# WORK INSTRUCTIONS:
Transcribe the listing below word for word.

(Data listing)

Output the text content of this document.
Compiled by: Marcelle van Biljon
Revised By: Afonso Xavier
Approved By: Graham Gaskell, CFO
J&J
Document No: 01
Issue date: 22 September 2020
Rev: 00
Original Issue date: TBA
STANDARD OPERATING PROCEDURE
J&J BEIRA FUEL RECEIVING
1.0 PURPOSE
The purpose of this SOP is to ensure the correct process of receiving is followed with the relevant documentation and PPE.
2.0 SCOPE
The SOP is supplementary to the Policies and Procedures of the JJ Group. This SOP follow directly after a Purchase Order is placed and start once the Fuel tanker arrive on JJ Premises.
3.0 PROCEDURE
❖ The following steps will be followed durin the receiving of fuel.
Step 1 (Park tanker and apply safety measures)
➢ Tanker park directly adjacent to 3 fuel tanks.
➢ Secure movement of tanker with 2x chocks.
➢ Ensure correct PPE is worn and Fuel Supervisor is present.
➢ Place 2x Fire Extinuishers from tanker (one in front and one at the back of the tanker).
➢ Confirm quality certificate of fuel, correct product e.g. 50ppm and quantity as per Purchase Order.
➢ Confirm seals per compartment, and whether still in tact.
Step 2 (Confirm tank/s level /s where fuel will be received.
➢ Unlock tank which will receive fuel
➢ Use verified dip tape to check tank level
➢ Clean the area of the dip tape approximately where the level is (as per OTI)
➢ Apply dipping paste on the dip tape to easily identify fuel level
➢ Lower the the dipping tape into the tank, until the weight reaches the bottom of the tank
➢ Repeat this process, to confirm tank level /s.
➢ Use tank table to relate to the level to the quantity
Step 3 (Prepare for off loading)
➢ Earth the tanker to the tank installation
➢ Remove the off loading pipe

# EXERCISE RESULT:
Output the text content of this document.
Compiled by: Marcelle van Biljon
Revised By: Afonso Xavier
Approved By: Graham Gaskell, CFO
J&J
Document No: 01
Issue date: 22 September 2020
Rev: 00
Original Issue date: TBA
STANDARD OPERATING PROCEDURE
J&J BEIRA FUEL RECEIVING
1.0 PURPOSE
The purpose of this SOP is to ensure the correct process of receiving is followed with the relevant documentation and PPE.
2.0 SCOPE
The SOP is supplementary to the Policies and Procedures of the JJ Group. This SOP follow directly after a Purchase Order is placed and start once the Fuel tanker arrive on JJ Premises.
3.0 PROCEDURE
❖ The following steps will be followed durin the receiving of fuel.
Step 1 (Park tanker and apply safety measures)
➢ Tanker park directly adjacent to 3 fuel tanks.
➢ Secure movement of tanker with 2x chocks.
➢ Ensure correct PPE is worn and Fuel Supervisor is present.
➢ Place 2x Fire Extinuishers from tanker (one in front and one at the back of the tanker).
➢ Confirm quality certificate of fuel, correct product e.g. 50ppm and quantity as per Purchase Order.
➢ Confirm seals per compartment, and whether still in tact.
Step 2 (Confirm tank/s level /s where fuel will be received.
➢ Unlock tank which will receive fuel
➢ Use verified dip tape to check tank level
➢ Clean the area of the dip tape approximately where the level is (as per OTI)
➢ Apply dipping paste on the dip tape to easily identify fuel level
➢ Lower the the dipping tape into the tank, until the weight reaches the bottom of the tank
➢ Repeat this process, to confirm tank level /s.
➢ Use tank table to relate to the level to the quantity
Step 3 (Prepare for off loading)
➢ Earth the tanker to the tank installation
➢ Remove the off loading pipe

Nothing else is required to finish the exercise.